** Dataset **
—————
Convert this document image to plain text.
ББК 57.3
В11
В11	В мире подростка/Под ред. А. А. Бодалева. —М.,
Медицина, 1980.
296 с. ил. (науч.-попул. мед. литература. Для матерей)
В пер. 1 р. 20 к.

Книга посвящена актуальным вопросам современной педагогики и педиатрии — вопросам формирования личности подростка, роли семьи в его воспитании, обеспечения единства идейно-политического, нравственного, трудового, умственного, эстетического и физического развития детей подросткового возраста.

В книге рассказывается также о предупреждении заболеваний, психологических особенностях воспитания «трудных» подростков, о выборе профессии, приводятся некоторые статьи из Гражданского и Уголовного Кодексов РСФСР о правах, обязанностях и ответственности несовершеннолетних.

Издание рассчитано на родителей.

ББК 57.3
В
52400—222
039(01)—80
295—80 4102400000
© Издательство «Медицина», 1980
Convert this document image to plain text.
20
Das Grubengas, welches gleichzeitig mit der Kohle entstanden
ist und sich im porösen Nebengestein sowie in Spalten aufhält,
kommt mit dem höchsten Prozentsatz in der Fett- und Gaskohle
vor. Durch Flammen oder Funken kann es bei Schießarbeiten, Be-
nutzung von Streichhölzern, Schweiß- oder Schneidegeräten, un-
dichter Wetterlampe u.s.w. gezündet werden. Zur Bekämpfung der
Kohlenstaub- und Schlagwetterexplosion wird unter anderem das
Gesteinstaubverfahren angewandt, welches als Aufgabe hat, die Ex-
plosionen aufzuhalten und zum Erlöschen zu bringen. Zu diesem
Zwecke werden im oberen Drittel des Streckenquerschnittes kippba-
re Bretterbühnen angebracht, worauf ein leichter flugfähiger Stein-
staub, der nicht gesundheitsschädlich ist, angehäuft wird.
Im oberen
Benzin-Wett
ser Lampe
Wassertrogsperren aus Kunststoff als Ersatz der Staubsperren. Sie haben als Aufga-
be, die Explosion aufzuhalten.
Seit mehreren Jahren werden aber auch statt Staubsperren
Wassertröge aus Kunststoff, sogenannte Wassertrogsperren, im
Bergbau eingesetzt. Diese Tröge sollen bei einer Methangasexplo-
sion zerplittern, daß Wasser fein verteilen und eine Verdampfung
—————
Search the listing for the string "oder". Copy each line where it turns up.

** Task result **
vor. Durch Flammen oder Funken kann es bei Schießarbeiten, Be-
nutzung von Streichhölzern, Schweiß- oder Schneidegeräten, un-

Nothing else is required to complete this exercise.